## begin Provided material

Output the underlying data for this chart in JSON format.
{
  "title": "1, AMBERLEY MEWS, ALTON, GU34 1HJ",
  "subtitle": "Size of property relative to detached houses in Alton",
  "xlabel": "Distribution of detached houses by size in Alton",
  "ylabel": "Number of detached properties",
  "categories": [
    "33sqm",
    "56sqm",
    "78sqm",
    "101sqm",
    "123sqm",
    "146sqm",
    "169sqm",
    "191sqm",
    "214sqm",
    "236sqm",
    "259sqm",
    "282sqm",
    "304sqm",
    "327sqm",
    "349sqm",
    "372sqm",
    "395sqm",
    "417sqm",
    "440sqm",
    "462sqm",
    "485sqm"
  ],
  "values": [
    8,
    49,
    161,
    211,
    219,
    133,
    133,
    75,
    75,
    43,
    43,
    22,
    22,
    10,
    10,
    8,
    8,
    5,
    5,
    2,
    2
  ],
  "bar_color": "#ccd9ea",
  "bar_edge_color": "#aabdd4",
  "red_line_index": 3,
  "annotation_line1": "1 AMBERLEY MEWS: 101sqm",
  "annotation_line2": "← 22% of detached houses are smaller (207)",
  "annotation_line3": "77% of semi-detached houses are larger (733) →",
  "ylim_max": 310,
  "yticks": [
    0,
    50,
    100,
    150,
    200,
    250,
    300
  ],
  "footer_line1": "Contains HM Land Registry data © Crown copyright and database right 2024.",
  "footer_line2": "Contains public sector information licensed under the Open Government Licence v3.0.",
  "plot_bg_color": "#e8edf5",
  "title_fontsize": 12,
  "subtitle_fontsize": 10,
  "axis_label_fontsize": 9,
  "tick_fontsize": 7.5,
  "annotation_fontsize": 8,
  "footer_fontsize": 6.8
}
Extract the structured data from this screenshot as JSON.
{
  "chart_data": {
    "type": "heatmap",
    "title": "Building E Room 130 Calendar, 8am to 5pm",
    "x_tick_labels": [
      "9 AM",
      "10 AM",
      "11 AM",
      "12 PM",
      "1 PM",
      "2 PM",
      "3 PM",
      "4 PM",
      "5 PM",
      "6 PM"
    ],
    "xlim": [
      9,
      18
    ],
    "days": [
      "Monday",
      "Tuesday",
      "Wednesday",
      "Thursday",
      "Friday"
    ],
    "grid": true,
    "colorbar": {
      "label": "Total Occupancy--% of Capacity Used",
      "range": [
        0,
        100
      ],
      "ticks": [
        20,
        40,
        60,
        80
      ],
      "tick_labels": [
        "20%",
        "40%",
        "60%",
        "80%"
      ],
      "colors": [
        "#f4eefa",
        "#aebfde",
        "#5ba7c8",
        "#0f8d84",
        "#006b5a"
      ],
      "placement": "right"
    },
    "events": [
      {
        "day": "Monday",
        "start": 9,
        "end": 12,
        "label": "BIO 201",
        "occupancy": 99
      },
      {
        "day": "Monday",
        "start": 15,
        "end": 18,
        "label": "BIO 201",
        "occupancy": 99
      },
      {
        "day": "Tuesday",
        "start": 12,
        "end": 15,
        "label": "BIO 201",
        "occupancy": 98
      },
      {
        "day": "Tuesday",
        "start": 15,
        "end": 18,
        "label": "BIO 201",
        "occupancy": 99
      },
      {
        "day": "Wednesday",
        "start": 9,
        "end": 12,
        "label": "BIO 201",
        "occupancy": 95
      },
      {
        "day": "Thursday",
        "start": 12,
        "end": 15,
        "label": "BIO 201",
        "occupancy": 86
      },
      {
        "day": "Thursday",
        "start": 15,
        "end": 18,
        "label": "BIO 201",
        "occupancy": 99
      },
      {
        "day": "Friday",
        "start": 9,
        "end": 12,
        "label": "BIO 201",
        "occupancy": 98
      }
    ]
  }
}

## end Provided material

• [Work to complete]
Pull out all lines from the entries above that include the word "AMBERLEY".

• [Reply]
  "title": "1, AMBERLEY MEWS, ALTON, GU34 1HJ",
  "annotation_line1": "1 AMBERLEY MEWS: 101sqm",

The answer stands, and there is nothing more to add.